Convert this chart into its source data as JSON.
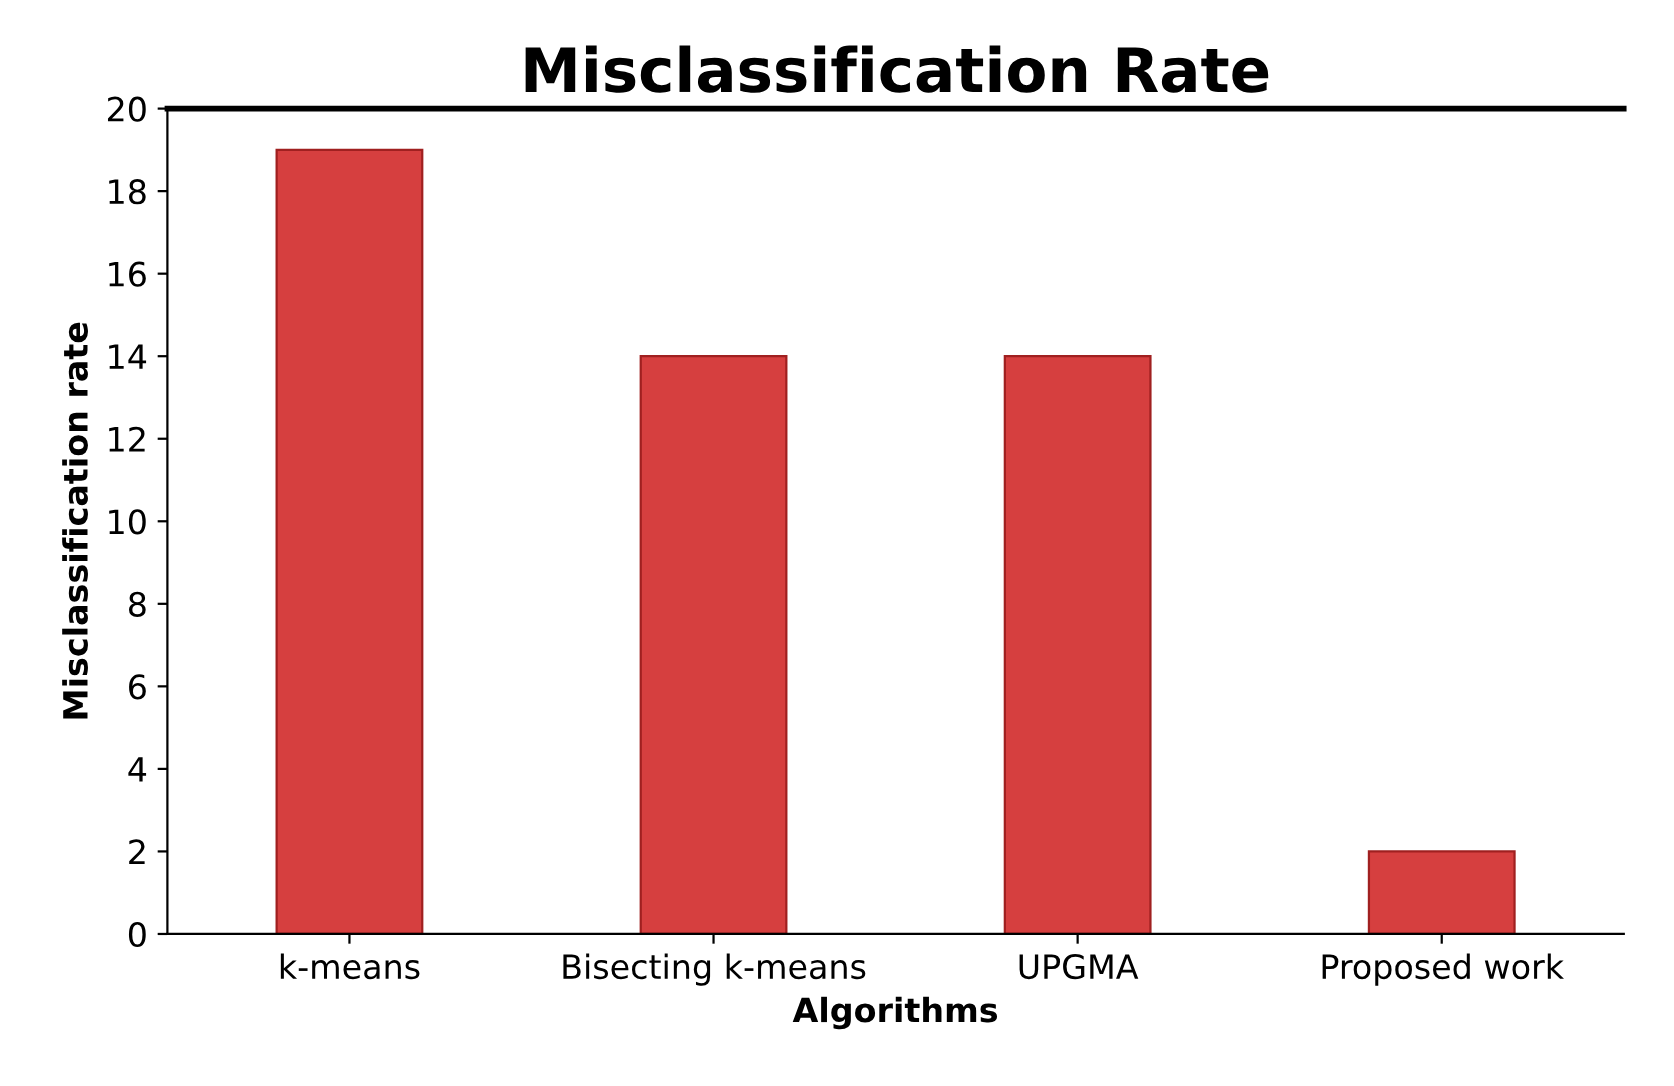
{
  "chart_data": {
    "type": "bar",
    "title": "Misclassification Rate",
    "xlabel": "Algorithms",
    "ylabel": "Misclassification rate",
    "categories": [
      "k-means",
      "Bisecting k-means",
      "UPGMA",
      "Proposed work"
    ],
    "values": [
      19,
      14,
      14,
      2
    ],
    "color": "#d63f3f",
    "ylim": [
      0,
      20
    ],
    "yticks": [
      0,
      2,
      4,
      6,
      8,
      10,
      12,
      14,
      16,
      18,
      20
    ],
    "grid": false
  }
}
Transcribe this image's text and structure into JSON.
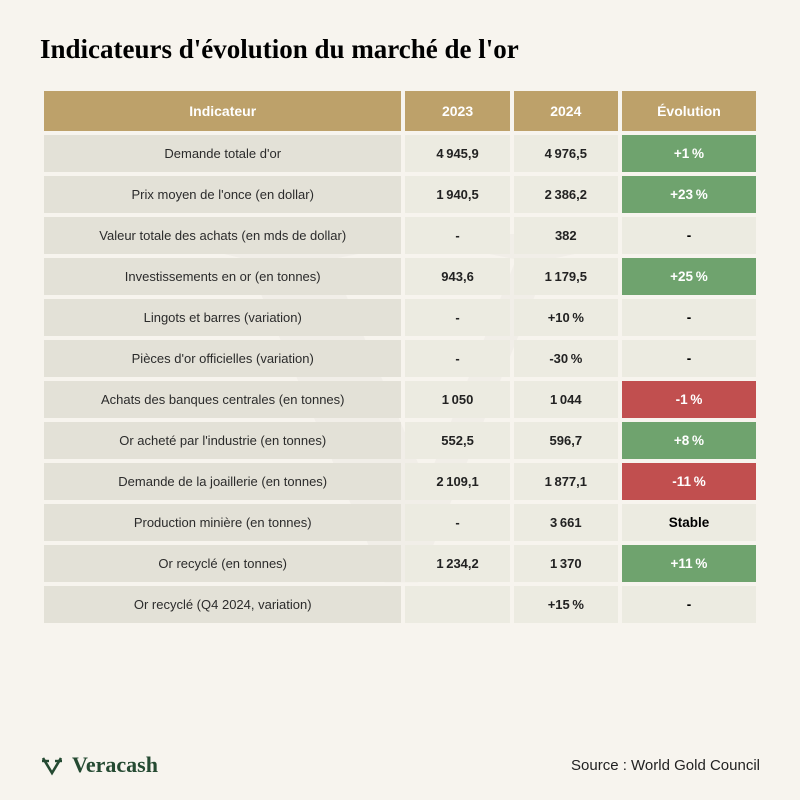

● ● ● ● ●

■ **TASK DETAILS**
Images in the records should not be copied. Repeat all the rest exactly.

■ **RESULT OF THE EXERCISE**
Convert this chart into its source data as JSON.
{
  "chart_data": {
    "type": "bar",
    "title": "Misclassification Rate",
    "xlabel": "Algorithms",
    "ylabel": "Misclassification rate",
    "categories": [
      "k-means",
      "Bisecting k-means",
      "UPGMA",
      "Proposed work"
    ],
    "values": [
      19,
      14,
      14,
      2
    ],
    "color": "#d63f3f",
    "ylim": [
      0,
      20
    ],
    "yticks": [
      0,
      2,
      4,
      6,
      8,
      10,
      12,
      14,
      16,
      18,
      20
    ],
    "grid": false
  }
}
Transcribe this image's text and structure into JSON.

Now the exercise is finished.